**THE EXERCISE:**
Copy out the records below line for line, changing nothing.

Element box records
(begin)
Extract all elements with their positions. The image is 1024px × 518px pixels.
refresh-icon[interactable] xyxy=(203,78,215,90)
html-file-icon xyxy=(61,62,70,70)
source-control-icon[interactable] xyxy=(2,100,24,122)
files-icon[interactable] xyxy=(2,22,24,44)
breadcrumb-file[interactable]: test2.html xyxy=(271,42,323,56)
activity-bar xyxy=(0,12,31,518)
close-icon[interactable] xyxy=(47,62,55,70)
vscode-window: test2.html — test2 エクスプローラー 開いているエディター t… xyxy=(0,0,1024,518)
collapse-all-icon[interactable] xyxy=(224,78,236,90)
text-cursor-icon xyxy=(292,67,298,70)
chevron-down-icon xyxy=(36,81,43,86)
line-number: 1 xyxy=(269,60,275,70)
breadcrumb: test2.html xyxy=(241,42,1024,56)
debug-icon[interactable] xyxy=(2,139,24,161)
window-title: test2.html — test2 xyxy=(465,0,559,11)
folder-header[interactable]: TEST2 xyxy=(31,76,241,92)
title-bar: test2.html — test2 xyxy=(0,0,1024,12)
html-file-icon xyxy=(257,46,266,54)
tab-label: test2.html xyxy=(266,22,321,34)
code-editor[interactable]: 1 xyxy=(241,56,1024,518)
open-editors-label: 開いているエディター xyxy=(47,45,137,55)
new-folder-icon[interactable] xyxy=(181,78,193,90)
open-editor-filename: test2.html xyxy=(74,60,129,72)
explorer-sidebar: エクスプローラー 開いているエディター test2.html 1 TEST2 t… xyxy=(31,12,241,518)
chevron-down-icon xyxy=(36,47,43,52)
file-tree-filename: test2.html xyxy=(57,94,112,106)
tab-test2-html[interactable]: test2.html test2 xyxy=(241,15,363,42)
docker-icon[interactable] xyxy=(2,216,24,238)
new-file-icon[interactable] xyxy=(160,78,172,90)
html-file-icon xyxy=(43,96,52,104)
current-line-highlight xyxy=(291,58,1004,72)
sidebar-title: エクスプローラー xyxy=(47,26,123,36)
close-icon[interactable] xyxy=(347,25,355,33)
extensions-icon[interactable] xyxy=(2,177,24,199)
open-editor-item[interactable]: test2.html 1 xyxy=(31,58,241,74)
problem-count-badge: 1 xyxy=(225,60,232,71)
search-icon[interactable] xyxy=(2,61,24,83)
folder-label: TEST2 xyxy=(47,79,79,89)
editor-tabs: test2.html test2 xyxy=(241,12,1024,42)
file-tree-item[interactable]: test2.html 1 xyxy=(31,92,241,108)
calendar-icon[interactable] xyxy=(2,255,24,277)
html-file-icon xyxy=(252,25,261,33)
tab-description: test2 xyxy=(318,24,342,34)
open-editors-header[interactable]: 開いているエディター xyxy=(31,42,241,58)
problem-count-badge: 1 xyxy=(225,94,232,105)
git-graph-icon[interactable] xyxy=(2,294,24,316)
(end)
**EXERCISE SOLUTION:**
Extract all elements with their positions. The image is 1024px × 518px pixels.
refresh-icon[interactable] xyxy=(203,78,215,90)
html-file-icon xyxy=(61,62,70,70)
source-control-icon[interactable] xyxy=(2,100,24,122)
files-icon[interactable] xyxy=(2,22,24,44)
breadcrumb-file[interactable]: test2.html xyxy=(271,42,323,56)
activity-bar xyxy=(0,12,31,518)
close-icon[interactable] xyxy=(47,62,55,70)
vscode-window: test2.html — test2 エクスプローラー 開いているエディター t… xyxy=(0,0,1024,518)
collapse-all-icon[interactable] xyxy=(224,78,236,90)
text-cursor-icon xyxy=(292,67,298,70)
chevron-down-icon xyxy=(36,81,43,86)
line-number: 1 xyxy=(269,60,275,70)
breadcrumb: test2.html xyxy=(241,42,1024,56)
debug-icon[interactable] xyxy=(2,139,24,161)
window-title: test2.html — test2 xyxy=(465,0,559,11)
folder-header[interactable]: TEST2 xyxy=(31,76,241,92)
title-bar: test2.html — test2 xyxy=(0,0,1024,12)
html-file-icon xyxy=(257,46,266,54)
tab-label: test2.html xyxy=(266,22,321,34)
code-editor[interactable]: 1 xyxy=(241,56,1024,518)
open-editors-label: 開いているエディター xyxy=(47,45,137,55)
new-folder-icon[interactable] xyxy=(181,78,193,90)
open-editor-filename: test2.html xyxy=(74,60,129,72)
explorer-sidebar: エクスプローラー 開いているエディター test2.html 1 TEST2 t… xyxy=(31,12,241,518)
chevron-down-icon xyxy=(36,47,43,52)
file-tree-filename: test2.html xyxy=(57,94,112,106)
tab-test2-html[interactable]: test2.html test2 xyxy=(241,15,363,42)
docker-icon[interactable] xyxy=(2,216,24,238)
new-file-icon[interactable] xyxy=(160,78,172,90)
html-file-icon xyxy=(43,96,52,104)
current-line-highlight xyxy=(291,58,1004,72)
sidebar-title: エクスプローラー xyxy=(47,26,123,36)
close-icon[interactable] xyxy=(347,25,355,33)
extensions-icon[interactable] xyxy=(2,177,24,199)
open-editor-item[interactable]: test2.html 1 xyxy=(31,58,241,74)
problem-count-badge: 1 xyxy=(225,60,232,71)
search-icon[interactable] xyxy=(2,61,24,83)
folder-label: TEST2 xyxy=(47,79,79,89)
editor-tabs: test2.html test2 xyxy=(241,12,1024,42)
file-tree-item[interactable]: test2.html 1 xyxy=(31,92,241,108)
calendar-icon[interactable] xyxy=(2,255,24,277)
html-file-icon xyxy=(252,25,261,33)
tab-description: test2 xyxy=(318,24,342,34)
open-editors-header[interactable]: 開いているエディター xyxy=(31,42,241,58)
problem-count-badge: 1 xyxy=(225,94,232,105)
git-graph-icon[interactable] xyxy=(2,294,24,316)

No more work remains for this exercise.